→ Problem:
Print all entries word for word.

START

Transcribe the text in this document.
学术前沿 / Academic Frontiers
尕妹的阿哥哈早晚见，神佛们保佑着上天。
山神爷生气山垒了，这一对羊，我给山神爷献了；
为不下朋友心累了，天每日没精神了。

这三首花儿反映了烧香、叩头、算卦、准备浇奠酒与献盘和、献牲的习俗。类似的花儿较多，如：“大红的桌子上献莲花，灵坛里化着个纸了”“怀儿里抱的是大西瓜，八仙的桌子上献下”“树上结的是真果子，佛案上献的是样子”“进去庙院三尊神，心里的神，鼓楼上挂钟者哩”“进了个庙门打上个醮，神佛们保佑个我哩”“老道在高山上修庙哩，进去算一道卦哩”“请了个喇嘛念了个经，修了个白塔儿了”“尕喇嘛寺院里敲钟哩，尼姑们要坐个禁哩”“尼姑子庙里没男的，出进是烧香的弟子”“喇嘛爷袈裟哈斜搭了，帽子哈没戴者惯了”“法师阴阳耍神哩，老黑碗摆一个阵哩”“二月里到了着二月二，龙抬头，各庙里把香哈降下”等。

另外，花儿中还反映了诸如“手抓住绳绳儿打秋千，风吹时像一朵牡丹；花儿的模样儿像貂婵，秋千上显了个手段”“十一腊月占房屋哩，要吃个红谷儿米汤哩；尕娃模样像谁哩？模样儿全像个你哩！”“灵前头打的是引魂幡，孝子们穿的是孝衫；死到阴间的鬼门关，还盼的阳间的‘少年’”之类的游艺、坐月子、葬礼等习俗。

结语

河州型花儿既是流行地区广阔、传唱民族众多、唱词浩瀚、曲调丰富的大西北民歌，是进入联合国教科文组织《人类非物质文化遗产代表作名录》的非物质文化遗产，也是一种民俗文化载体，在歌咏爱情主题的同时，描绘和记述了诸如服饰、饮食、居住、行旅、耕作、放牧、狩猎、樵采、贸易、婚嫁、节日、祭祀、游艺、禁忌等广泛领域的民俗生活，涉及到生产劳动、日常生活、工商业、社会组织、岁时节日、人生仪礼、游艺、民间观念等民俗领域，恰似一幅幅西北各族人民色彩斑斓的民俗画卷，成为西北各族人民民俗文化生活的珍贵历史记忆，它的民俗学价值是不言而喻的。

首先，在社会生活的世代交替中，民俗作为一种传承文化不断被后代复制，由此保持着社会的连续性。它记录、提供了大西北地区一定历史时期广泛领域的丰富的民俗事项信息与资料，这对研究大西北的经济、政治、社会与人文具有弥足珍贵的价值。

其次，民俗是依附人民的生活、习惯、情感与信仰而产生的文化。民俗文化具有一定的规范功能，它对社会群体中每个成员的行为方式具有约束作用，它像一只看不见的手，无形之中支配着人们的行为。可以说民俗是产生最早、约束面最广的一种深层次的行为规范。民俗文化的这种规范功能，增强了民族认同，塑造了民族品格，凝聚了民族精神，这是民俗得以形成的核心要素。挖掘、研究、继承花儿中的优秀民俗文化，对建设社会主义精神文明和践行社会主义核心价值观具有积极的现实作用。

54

END

→ Task output:
Transcribe the text in this document.
学术前沿 / Academic Frontiers
尕妹的阿哥哈早晚见，神佛们保佑着上天。
山神爷生气山垒了，这一对羊，我给山神爷献了；
为不下朋友心累了，天每日没精神了。

这三首花儿反映了烧香、叩头、算卦、准备浇奠酒与献盘和、献牲的习俗。类似的花儿较多，如：“大红的桌子上献莲花，灵坛里化着个纸了”“怀儿里抱的是大西瓜，八仙的桌子上献下”“树上结的是真果子，佛案上献的是样子”“进去庙院三尊神，心里的神，鼓楼上挂钟者哩”“进了个庙门打上个醮，神佛们保佑个我哩”“老道在高山上修庙哩，进去算一道卦哩”“请了个喇嘛念了个经，修了个白塔儿了”“尕喇嘛寺院里敲钟哩，尼姑们要坐个禁哩”“尼姑子庙里没男的，出进是烧香的弟子”“喇嘛爷袈裟哈斜搭了，帽子哈没戴者惯了”“法师阴阳耍神哩，老黑碗摆一个阵哩”“二月里到了着二月二，龙抬头，各庙里把香哈降下”等。

另外，花儿中还反映了诸如“手抓住绳绳儿打秋千，风吹时像一朵牡丹；花儿的模样儿像貂婵，秋千上显了个手段”“十一腊月占房屋哩，要吃个红谷儿米汤哩；尕娃模样像谁哩？模样儿全像个你哩！”“灵前头打的是引魂幡，孝子们穿的是孝衫；死到阴间的鬼门关，还盼的阳间的‘少年’”之类的游艺、坐月子、葬礼等习俗。

结语

河州型花儿既是流行地区广阔、传唱民族众多、唱词浩瀚、曲调丰富的大西北民歌，是进入联合国教科文组织《人类非物质文化遗产代表作名录》的非物质文化遗产，也是一种民俗文化载体，在歌咏爱情主题的同时，描绘和记述了诸如服饰、饮食、居住、行旅、耕作、放牧、狩猎、樵采、贸易、婚嫁、节日、祭祀、游艺、禁忌等广泛领域的民俗生活，涉及到生产劳动、日常生活、工商业、社会组织、岁时节日、人生仪礼、游艺、民间观念等民俗领域，恰似一幅幅西北各族人民色彩斑斓的民俗画卷，成为西北各族人民民俗文化生活的珍贵历史记忆，它的民俗学价值是不言而喻的。

首先，在社会生活的世代交替中，民俗作为一种传承文化不断被后代复制，由此保持着社会的连续性。它记录、提供了大西北地区一定历史时期广泛领域的丰富的民俗事项信息与资料，这对研究大西北的经济、政治、社会与人文具有弥足珍贵的价值。

其次，民俗是依附人民的生活、习惯、情感与信仰而产生的文化。民俗文化具有一定的规范功能，它对社会群体中每个成员的行为方式具有约束作用，它像一只看不见的手，无形之中支配着人们的行为。可以说民俗是产生最早、约束面最广的一种深层次的行为规范。民俗文化的这种规范功能，增强了民族认同，塑造了民族品格，凝聚了民族精神，这是民俗得以形成的核心要素。挖掘、研究、继承花儿中的优秀民俗文化，对建设社会主义精神文明和践行社会主义核心价值观具有积极的现实作用。

54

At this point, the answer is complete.